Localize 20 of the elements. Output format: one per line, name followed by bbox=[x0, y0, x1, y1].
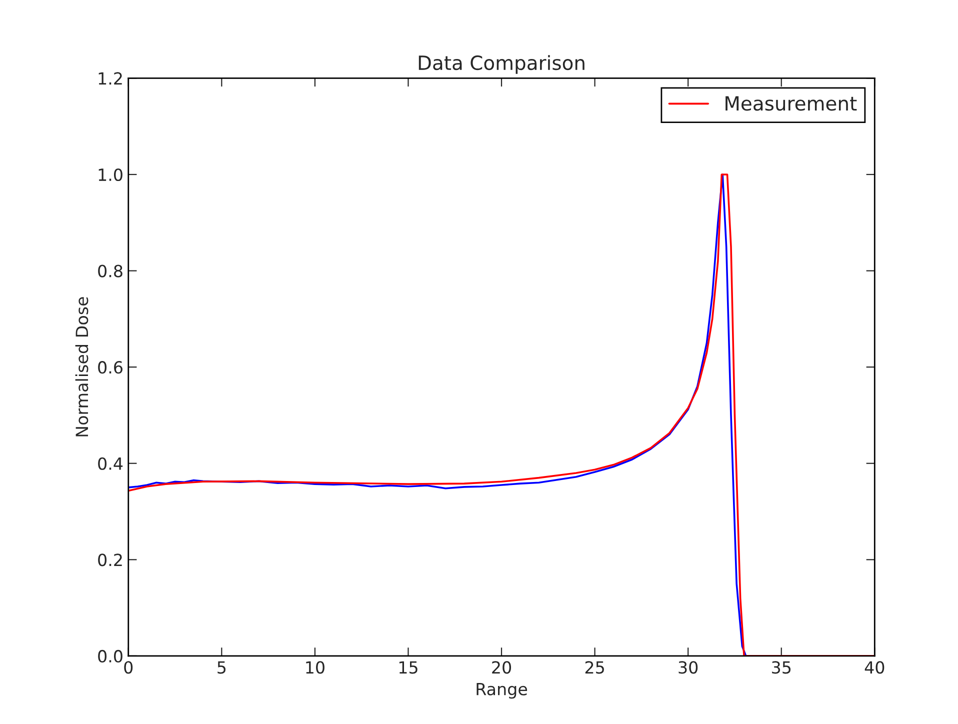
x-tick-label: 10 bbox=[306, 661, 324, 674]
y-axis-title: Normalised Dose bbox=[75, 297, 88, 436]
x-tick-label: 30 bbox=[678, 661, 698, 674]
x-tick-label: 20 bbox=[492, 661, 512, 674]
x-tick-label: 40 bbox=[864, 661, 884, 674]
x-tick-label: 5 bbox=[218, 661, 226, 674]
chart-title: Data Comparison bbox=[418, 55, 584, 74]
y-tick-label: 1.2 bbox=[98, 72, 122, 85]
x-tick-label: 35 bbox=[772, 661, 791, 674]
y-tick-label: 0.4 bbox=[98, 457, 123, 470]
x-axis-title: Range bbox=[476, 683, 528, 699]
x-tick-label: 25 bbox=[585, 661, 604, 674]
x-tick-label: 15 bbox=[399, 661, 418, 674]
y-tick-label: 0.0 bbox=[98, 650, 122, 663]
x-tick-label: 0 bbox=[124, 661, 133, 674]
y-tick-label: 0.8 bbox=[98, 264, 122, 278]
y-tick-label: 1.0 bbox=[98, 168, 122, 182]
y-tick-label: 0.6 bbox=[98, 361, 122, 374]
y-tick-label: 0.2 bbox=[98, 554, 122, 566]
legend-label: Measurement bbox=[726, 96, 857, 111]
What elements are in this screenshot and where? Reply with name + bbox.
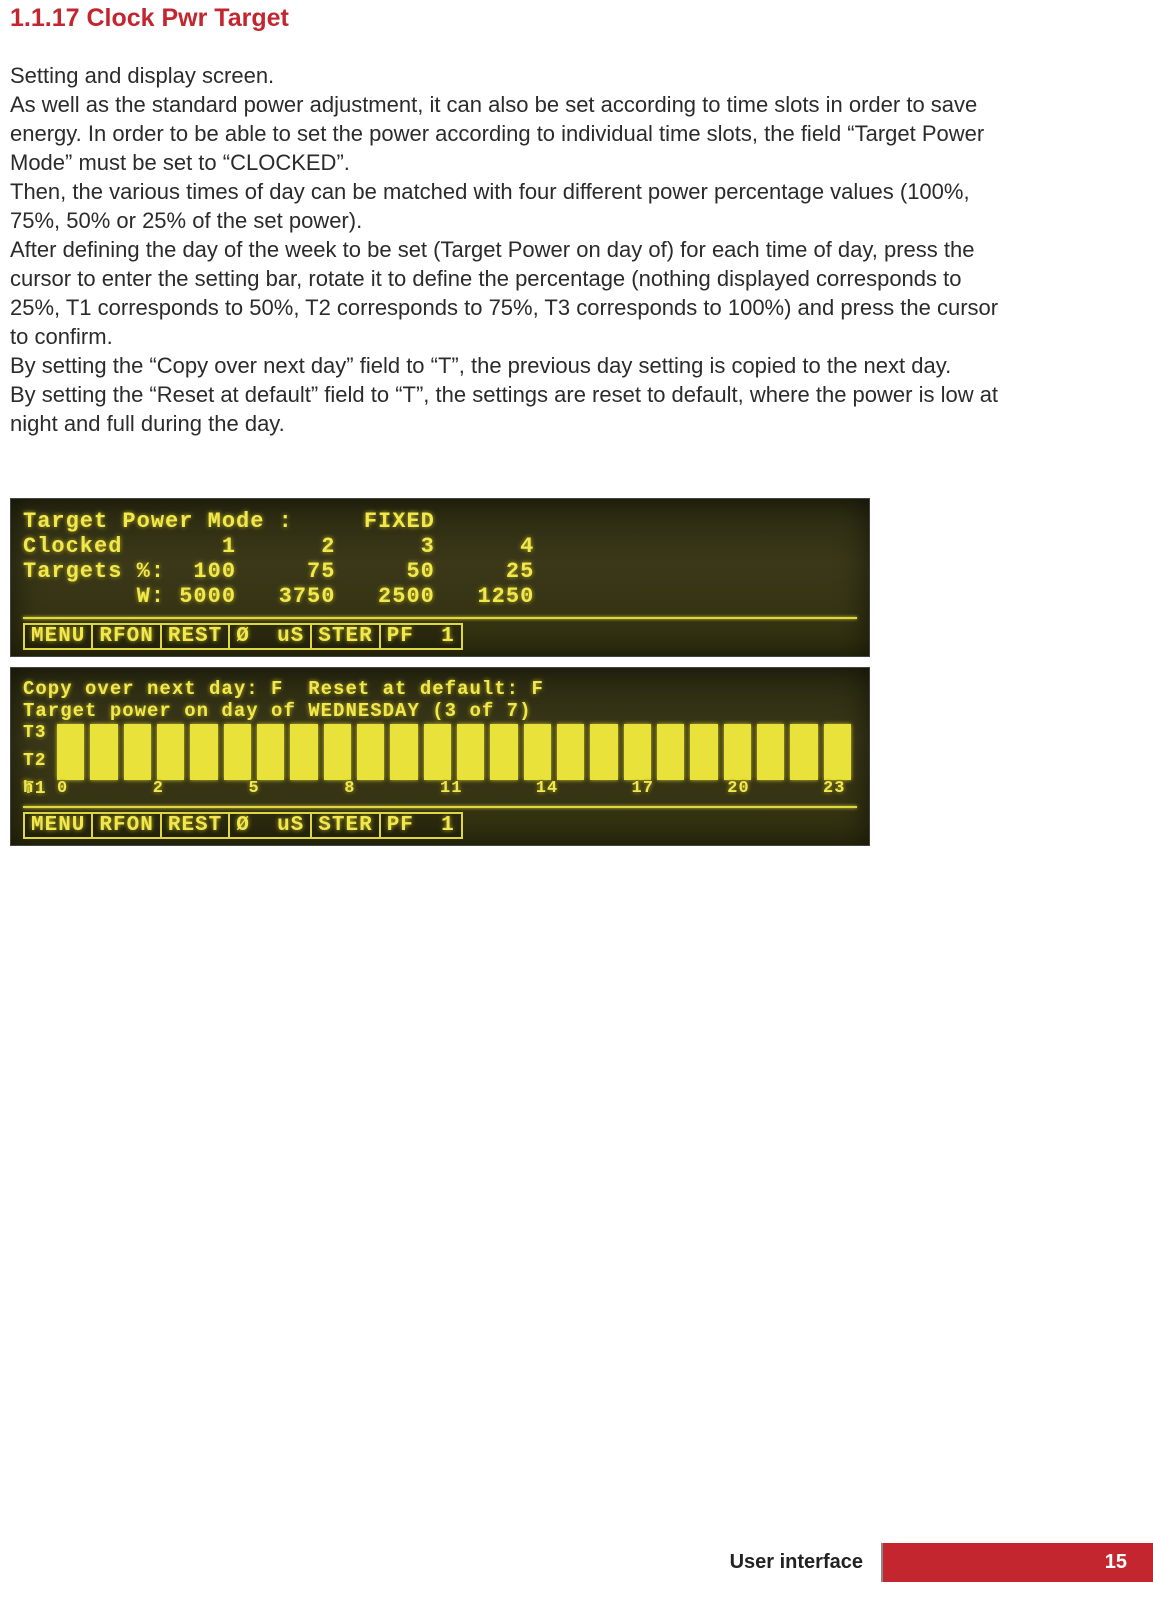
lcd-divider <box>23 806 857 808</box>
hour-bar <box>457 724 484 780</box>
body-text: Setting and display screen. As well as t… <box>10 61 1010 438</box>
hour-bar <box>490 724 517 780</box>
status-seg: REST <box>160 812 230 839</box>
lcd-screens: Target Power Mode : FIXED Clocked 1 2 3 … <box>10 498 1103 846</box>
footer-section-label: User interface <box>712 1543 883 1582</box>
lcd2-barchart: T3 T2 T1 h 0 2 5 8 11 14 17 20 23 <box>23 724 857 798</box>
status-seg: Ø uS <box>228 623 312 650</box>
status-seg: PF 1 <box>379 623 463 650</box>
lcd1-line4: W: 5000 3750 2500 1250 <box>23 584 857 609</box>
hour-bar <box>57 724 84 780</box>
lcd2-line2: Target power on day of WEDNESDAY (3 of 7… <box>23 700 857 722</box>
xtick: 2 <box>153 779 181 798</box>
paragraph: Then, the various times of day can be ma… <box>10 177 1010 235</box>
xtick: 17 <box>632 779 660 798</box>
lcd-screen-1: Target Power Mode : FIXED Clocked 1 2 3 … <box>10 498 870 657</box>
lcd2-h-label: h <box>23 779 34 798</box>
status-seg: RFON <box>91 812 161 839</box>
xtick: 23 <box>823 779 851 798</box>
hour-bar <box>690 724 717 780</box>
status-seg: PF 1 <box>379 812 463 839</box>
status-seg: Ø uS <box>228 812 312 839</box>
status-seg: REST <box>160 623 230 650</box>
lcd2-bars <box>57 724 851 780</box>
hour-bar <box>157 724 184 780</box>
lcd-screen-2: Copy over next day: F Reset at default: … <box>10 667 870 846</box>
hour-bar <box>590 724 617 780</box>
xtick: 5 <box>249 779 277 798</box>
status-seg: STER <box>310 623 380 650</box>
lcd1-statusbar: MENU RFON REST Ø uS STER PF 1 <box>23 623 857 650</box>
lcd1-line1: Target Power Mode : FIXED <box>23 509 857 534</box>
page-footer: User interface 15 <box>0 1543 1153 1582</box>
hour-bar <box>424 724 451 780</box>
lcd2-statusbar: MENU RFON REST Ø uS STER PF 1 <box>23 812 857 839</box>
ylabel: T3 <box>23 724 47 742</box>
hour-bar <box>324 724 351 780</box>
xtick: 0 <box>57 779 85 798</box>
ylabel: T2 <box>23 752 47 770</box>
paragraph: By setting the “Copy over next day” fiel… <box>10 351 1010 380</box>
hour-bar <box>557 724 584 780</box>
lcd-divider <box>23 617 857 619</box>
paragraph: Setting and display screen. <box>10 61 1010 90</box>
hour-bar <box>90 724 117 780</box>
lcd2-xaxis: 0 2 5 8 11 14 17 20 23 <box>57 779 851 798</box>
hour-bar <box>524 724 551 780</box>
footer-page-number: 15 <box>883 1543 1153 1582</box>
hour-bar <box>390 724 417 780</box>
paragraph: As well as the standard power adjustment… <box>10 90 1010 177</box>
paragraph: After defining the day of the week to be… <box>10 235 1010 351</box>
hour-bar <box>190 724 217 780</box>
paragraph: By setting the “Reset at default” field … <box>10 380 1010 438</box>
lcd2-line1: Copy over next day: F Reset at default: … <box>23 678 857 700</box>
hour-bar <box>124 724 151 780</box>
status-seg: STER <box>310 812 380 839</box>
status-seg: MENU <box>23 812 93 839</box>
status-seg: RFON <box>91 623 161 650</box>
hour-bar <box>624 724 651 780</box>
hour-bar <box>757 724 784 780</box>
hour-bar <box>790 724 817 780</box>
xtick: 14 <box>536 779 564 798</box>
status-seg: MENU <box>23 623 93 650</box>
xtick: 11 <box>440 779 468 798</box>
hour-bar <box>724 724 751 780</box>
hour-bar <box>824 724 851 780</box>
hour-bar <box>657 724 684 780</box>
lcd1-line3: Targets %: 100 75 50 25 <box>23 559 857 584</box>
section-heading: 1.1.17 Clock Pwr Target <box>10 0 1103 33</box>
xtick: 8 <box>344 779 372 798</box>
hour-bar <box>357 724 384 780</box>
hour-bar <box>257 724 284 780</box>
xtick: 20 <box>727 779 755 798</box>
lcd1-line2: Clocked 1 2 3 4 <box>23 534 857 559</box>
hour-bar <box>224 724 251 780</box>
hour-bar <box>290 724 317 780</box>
☆ ☆ ☆ ☆
- TASK INSTRUCTIONS -
Rewrite all the records above, changing every "status-seg" to "status-segment" and leaving everything else the same. Omit the pictures from your answer.

- RESPONSE FOR THIS EXERCISE -
Localize 20 of the elements. Output format: one per line, name followed by bbox=[x0, y0, x1, y1].
x-tick-label: 10 bbox=[306, 661, 324, 674]
y-axis-title: Normalised Dose bbox=[75, 297, 88, 436]
x-tick-label: 30 bbox=[678, 661, 698, 674]
x-tick-label: 20 bbox=[492, 661, 512, 674]
x-tick-label: 40 bbox=[864, 661, 884, 674]
x-tick-label: 5 bbox=[218, 661, 226, 674]
chart-title: Data Comparison bbox=[418, 55, 584, 74]
y-tick-label: 1.2 bbox=[98, 72, 122, 85]
x-tick-label: 35 bbox=[772, 661, 791, 674]
y-tick-label: 0.4 bbox=[98, 457, 123, 470]
x-axis-title: Range bbox=[476, 683, 528, 699]
x-tick-label: 25 bbox=[585, 661, 604, 674]
x-tick-label: 15 bbox=[399, 661, 418, 674]
y-tick-label: 0.0 bbox=[98, 650, 122, 663]
x-tick-label: 0 bbox=[124, 661, 133, 674]
y-tick-label: 0.8 bbox=[98, 264, 122, 278]
y-tick-label: 1.0 bbox=[98, 168, 122, 182]
y-tick-label: 0.6 bbox=[98, 361, 122, 374]
y-tick-label: 0.2 bbox=[98, 554, 122, 566]
legend-label: Measurement bbox=[726, 96, 857, 111]
What elements are in this screenshot and where? Reply with name + bbox.
lcd-divider <box>23 806 857 808</box>
hour-bar <box>457 724 484 780</box>
body-text: Setting and display screen. As well as t… <box>10 61 1010 438</box>
hour-bar <box>490 724 517 780</box>
status-segment: REST <box>160 812 230 839</box>
lcd-screens: Target Power Mode : FIXED Clocked 1 2 3 … <box>10 498 1103 846</box>
footer-section-label: User interface <box>712 1543 883 1582</box>
lcd2-barchart: T3 T2 T1 h 0 2 5 8 11 14 17 20 23 <box>23 724 857 798</box>
status-segment: Ø uS <box>228 623 312 650</box>
status-segment: PF 1 <box>379 623 463 650</box>
lcd1-line4: W: 5000 3750 2500 1250 <box>23 584 857 609</box>
hour-bar <box>57 724 84 780</box>
lcd2-line2: Target power on day of WEDNESDAY (3 of 7… <box>23 700 857 722</box>
xtick: 2 <box>153 779 181 798</box>
paragraph: Then, the various times of day can be ma… <box>10 177 1010 235</box>
xtick: 17 <box>632 779 660 798</box>
lcd-screen-1: Target Power Mode : FIXED Clocked 1 2 3 … <box>10 498 870 657</box>
lcd2-h-label: h <box>23 779 34 798</box>
status-segment: RFON <box>91 812 161 839</box>
xtick: 23 <box>823 779 851 798</box>
hour-bar <box>690 724 717 780</box>
status-segment: PF 1 <box>379 812 463 839</box>
status-segment: Ø uS <box>228 812 312 839</box>
status-segment: REST <box>160 623 230 650</box>
lcd2-bars <box>57 724 851 780</box>
hour-bar <box>157 724 184 780</box>
lcd-screen-2: Copy over next day: F Reset at default: … <box>10 667 870 846</box>
hour-bar <box>590 724 617 780</box>
xtick: 5 <box>249 779 277 798</box>
status-segment: STER <box>310 623 380 650</box>
lcd1-statusbar: MENU RFON REST Ø uS STER PF 1 <box>23 623 857 650</box>
lcd1-line1: Target Power Mode : FIXED <box>23 509 857 534</box>
page-footer: User interface 15 <box>0 1543 1153 1582</box>
hour-bar <box>424 724 451 780</box>
lcd2-statusbar: MENU RFON REST Ø uS STER PF 1 <box>23 812 857 839</box>
ylabel: T3 <box>23 724 47 742</box>
hour-bar <box>324 724 351 780</box>
xtick: 0 <box>57 779 85 798</box>
ylabel: T2 <box>23 752 47 770</box>
paragraph: By setting the “Copy over next day” fiel… <box>10 351 1010 380</box>
hour-bar <box>557 724 584 780</box>
lcd-divider <box>23 617 857 619</box>
paragraph: Setting and display screen. <box>10 61 1010 90</box>
hour-bar <box>90 724 117 780</box>
lcd2-xaxis: 0 2 5 8 11 14 17 20 23 <box>57 779 851 798</box>
hour-bar <box>524 724 551 780</box>
footer-page-number: 15 <box>883 1543 1153 1582</box>
hour-bar <box>390 724 417 780</box>
paragraph: As well as the standard power adjustment… <box>10 90 1010 177</box>
paragraph: After defining the day of the week to be… <box>10 235 1010 351</box>
hour-bar <box>190 724 217 780</box>
paragraph: By setting the “Reset at default” field … <box>10 380 1010 438</box>
lcd2-line1: Copy over next day: F Reset at default: … <box>23 678 857 700</box>
hour-bar <box>124 724 151 780</box>
status-segment: STER <box>310 812 380 839</box>
status-segment: MENU <box>23 812 93 839</box>
status-segment: RFON <box>91 623 161 650</box>
hour-bar <box>624 724 651 780</box>
hour-bar <box>757 724 784 780</box>
hour-bar <box>790 724 817 780</box>
xtick: 14 <box>536 779 564 798</box>
status-segment: MENU <box>23 623 93 650</box>
xtick: 11 <box>440 779 468 798</box>
hour-bar <box>724 724 751 780</box>
hour-bar <box>824 724 851 780</box>
hour-bar <box>657 724 684 780</box>
lcd1-line3: Targets %: 100 75 50 25 <box>23 559 857 584</box>
section-heading: 1.1.17 Clock Pwr Target <box>10 0 1103 33</box>
xtick: 8 <box>344 779 372 798</box>
hour-bar <box>357 724 384 780</box>
hour-bar <box>257 724 284 780</box>
xtick: 20 <box>727 779 755 798</box>
lcd1-line2: Clocked 1 2 3 4 <box>23 534 857 559</box>
hour-bar <box>224 724 251 780</box>
hour-bar <box>290 724 317 780</box>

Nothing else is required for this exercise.